| Job |
Your task is to output all the records below, word for word.

##### Dataset records #####

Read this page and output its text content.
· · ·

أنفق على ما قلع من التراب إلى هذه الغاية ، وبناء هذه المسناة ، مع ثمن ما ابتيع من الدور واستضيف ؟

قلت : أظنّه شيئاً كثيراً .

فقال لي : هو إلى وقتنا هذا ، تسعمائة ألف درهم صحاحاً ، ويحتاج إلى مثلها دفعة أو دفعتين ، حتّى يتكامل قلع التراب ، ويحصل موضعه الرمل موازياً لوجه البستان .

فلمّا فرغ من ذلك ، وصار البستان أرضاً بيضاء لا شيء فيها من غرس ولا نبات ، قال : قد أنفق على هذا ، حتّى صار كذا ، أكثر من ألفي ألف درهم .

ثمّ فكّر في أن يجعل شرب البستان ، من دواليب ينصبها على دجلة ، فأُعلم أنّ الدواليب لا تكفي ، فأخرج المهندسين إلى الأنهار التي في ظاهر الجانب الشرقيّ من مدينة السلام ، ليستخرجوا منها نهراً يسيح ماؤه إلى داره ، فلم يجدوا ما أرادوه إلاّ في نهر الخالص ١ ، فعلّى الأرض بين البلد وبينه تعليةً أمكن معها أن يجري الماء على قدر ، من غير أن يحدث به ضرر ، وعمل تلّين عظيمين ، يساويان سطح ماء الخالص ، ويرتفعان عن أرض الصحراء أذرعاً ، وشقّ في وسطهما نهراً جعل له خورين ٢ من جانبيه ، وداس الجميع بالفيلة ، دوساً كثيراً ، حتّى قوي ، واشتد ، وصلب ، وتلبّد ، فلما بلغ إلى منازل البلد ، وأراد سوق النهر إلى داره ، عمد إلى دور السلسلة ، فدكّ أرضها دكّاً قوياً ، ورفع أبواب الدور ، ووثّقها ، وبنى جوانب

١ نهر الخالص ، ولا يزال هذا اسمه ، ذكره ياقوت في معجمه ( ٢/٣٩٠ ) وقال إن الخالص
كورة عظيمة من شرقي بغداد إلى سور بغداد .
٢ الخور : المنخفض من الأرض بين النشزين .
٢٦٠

#####

| Expected answer |
Read this page and output its text content.
· · ·

أنفق على ما قلع من التراب إلى هذه الغاية ، وبناء هذه المسناة ، مع ثمن ما ابتيع من الدور واستضيف ؟

قلت : أظنّه شيئاً كثيراً .

فقال لي : هو إلى وقتنا هذا ، تسعمائة ألف درهم صحاحاً ، ويحتاج إلى مثلها دفعة أو دفعتين ، حتّى يتكامل قلع التراب ، ويحصل موضعه الرمل موازياً لوجه البستان .

فلمّا فرغ من ذلك ، وصار البستان أرضاً بيضاء لا شيء فيها من غرس ولا نبات ، قال : قد أنفق على هذا ، حتّى صار كذا ، أكثر من ألفي ألف درهم .

ثمّ فكّر في أن يجعل شرب البستان ، من دواليب ينصبها على دجلة ، فأُعلم أنّ الدواليب لا تكفي ، فأخرج المهندسين إلى الأنهار التي في ظاهر الجانب الشرقيّ من مدينة السلام ، ليستخرجوا منها نهراً يسيح ماؤه إلى داره ، فلم يجدوا ما أرادوه إلاّ في نهر الخالص ١ ، فعلّى الأرض بين البلد وبينه تعليةً أمكن معها أن يجري الماء على قدر ، من غير أن يحدث به ضرر ، وعمل تلّين عظيمين ، يساويان سطح ماء الخالص ، ويرتفعان عن أرض الصحراء أذرعاً ، وشقّ في وسطهما نهراً جعل له خورين ٢ من جانبيه ، وداس الجميع بالفيلة ، دوساً كثيراً ، حتّى قوي ، واشتد ، وصلب ، وتلبّد ، فلما بلغ إلى منازل البلد ، وأراد سوق النهر إلى داره ، عمد إلى دور السلسلة ، فدكّ أرضها دكّاً قوياً ، ورفع أبواب الدور ، ووثّقها ، وبنى جوانب

١ نهر الخالص ، ولا يزال هذا اسمه ، ذكره ياقوت في معجمه ( ٢/٣٩٠ ) وقال إن الخالص
كورة عظيمة من شرقي بغداد إلى سور بغداد .
٢ الخور : المنخفض من الأرض بين النشزين .
٢٦٠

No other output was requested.